**WHAT IS ASKED**
Each record must be retyped in full. No character may differ.

########################################

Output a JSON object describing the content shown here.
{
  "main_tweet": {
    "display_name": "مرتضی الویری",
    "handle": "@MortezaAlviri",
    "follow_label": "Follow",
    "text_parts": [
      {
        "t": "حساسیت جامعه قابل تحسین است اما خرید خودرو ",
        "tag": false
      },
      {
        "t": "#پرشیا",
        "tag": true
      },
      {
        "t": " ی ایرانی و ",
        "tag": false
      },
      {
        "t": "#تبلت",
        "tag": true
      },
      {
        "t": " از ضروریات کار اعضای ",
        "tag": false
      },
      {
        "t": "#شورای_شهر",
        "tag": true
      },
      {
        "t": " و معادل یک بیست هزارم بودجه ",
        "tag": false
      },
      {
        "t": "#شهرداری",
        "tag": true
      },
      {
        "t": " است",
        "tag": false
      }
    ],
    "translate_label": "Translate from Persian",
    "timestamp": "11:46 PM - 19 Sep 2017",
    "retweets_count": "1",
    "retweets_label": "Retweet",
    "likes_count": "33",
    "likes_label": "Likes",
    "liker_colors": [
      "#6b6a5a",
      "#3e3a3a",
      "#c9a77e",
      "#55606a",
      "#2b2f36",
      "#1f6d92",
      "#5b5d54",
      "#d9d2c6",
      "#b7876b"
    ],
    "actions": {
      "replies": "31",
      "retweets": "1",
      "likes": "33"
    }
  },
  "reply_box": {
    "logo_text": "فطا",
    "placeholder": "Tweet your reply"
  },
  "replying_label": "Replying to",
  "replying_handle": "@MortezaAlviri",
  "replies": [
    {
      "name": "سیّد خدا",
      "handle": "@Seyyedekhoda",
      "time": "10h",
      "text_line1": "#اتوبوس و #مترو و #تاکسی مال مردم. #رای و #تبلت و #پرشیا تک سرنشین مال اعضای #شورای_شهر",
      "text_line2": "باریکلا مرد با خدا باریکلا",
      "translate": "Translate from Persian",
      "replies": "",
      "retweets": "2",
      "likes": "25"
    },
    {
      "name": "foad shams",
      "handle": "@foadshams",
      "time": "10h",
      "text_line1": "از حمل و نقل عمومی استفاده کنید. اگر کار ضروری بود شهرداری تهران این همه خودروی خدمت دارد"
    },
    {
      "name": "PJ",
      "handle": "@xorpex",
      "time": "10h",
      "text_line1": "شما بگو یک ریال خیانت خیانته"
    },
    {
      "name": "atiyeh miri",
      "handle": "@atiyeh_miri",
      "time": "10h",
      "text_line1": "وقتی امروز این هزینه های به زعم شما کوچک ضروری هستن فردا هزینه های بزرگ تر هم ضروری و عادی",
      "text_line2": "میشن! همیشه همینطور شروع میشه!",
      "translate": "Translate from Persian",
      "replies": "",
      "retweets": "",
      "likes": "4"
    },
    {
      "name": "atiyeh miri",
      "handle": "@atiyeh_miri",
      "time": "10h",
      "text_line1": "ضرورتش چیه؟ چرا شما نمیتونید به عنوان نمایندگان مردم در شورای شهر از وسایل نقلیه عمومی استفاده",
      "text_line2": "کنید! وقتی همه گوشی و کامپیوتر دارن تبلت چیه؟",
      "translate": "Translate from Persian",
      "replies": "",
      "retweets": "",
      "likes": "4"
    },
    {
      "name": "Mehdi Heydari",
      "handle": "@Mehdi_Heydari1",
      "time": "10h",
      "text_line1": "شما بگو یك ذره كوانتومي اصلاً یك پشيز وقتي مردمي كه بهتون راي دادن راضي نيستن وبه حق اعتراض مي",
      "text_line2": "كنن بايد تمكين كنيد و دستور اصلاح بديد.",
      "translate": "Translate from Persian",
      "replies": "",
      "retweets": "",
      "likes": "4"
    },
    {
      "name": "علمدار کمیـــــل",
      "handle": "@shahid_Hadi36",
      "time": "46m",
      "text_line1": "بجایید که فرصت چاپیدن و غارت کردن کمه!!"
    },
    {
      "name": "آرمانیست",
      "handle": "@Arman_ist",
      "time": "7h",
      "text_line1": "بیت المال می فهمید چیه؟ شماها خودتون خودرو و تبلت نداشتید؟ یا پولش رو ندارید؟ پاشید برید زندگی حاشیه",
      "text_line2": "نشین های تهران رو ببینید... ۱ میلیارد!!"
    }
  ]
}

########################################

**RESULT OF THIS TASK**
Output a JSON object describing the content shown here.
{
  "main_tweet": {
    "display_name": "مرتضی الویری",
    "handle": "@MortezaAlviri",
    "follow_label": "Follow",
    "text_parts": [
      {
        "t": "حساسیت جامعه قابل تحسین است اما خرید خودرو ",
        "tag": false
      },
      {
        "t": "#پرشیا",
        "tag": true
      },
      {
        "t": " ی ایرانی و ",
        "tag": false
      },
      {
        "t": "#تبلت",
        "tag": true
      },
      {
        "t": " از ضروریات کار اعضای ",
        "tag": false
      },
      {
        "t": "#شورای_شهر",
        "tag": true
      },
      {
        "t": " و معادل یک بیست هزارم بودجه ",
        "tag": false
      },
      {
        "t": "#شهرداری",
        "tag": true
      },
      {
        "t": " است",
        "tag": false
      }
    ],
    "translate_label": "Translate from Persian",
    "timestamp": "11:46 PM - 19 Sep 2017",
    "retweets_count": "1",
    "retweets_label": "Retweet",
    "likes_count": "33",
    "likes_label": "Likes",
    "liker_colors": [
      "#6b6a5a",
      "#3e3a3a",
      "#c9a77e",
      "#55606a",
      "#2b2f36",
      "#1f6d92",
      "#5b5d54",
      "#d9d2c6",
      "#b7876b"
    ],
    "actions": {
      "replies": "31",
      "retweets": "1",
      "likes": "33"
    }
  },
  "reply_box": {
    "logo_text": "فطا",
    "placeholder": "Tweet your reply"
  },
  "replying_label": "Replying to",
  "replying_handle": "@MortezaAlviri",
  "replies": [
    {
      "name": "سیّد خدا",
      "handle": "@Seyyedekhoda",
      "time": "10h",
      "text_line1": "#اتوبوس و #مترو و #تاکسی مال مردم. #رای و #تبلت و #پرشیا تک سرنشین مال اعضای #شورای_شهر",
      "text_line2": "باریکلا مرد با خدا باریکلا",
      "translate": "Translate from Persian",
      "replies": "",
      "retweets": "2",
      "likes": "25"
    },
    {
      "name": "foad shams",
      "handle": "@foadshams",
      "time": "10h",
      "text_line1": "از حمل و نقل عمومی استفاده کنید. اگر کار ضروری بود شهرداری تهران این همه خودروی خدمت دارد"
    },
    {
      "name": "PJ",
      "handle": "@xorpex",
      "time": "10h",
      "text_line1": "شما بگو یک ریال خیانت خیانته"
    },
    {
      "name": "atiyeh miri",
      "handle": "@atiyeh_miri",
      "time": "10h",
      "text_line1": "وقتی امروز این هزینه های به زعم شما کوچک ضروری هستن فردا هزینه های بزرگ تر هم ضروری و عادی",
      "text_line2": "میشن! همیشه همینطور شروع میشه!",
      "translate": "Translate from Persian",
      "replies": "",
      "retweets": "",
      "likes": "4"
    },
    {
      "name": "atiyeh miri",
      "handle": "@atiyeh_miri",
      "time": "10h",
      "text_line1": "ضرورتش چیه؟ چرا شما نمیتونید به عنوان نمایندگان مردم در شورای شهر از وسایل نقلیه عمومی استفاده",
      "text_line2": "کنید! وقتی همه گوشی و کامپیوتر دارن تبلت چیه؟",
      "translate": "Translate from Persian",
      "replies": "",
      "retweets": "",
      "likes": "4"
    },
    {
      "name": "Mehdi Heydari",
      "handle": "@Mehdi_Heydari1",
      "time": "10h",
      "text_line1": "شما بگو یك ذره كوانتومي اصلاً یك پشيز وقتي مردمي كه بهتون راي دادن راضي نيستن وبه حق اعتراض مي",
      "text_line2": "كنن بايد تمكين كنيد و دستور اصلاح بديد.",
      "translate": "Translate from Persian",
      "replies": "",
      "retweets": "",
      "likes": "4"
    },
    {
      "name": "علمدار کمیـــــل",
      "handle": "@shahid_Hadi36",
      "time": "46m",
      "text_line1": "بجایید که فرصت چاپیدن و غارت کردن کمه!!"
    },
    {
      "name": "آرمانیست",
      "handle": "@Arman_ist",
      "time": "7h",
      "text_line1": "بیت المال می فهمید چیه؟ شماها خودتون خودرو و تبلت نداشتید؟ یا پولش رو ندارید؟ پاشید برید زندگی حاشیه",
      "text_line2": "نشین های تهران رو ببینید... ۱ میلیارد!!"
    }
  ]
}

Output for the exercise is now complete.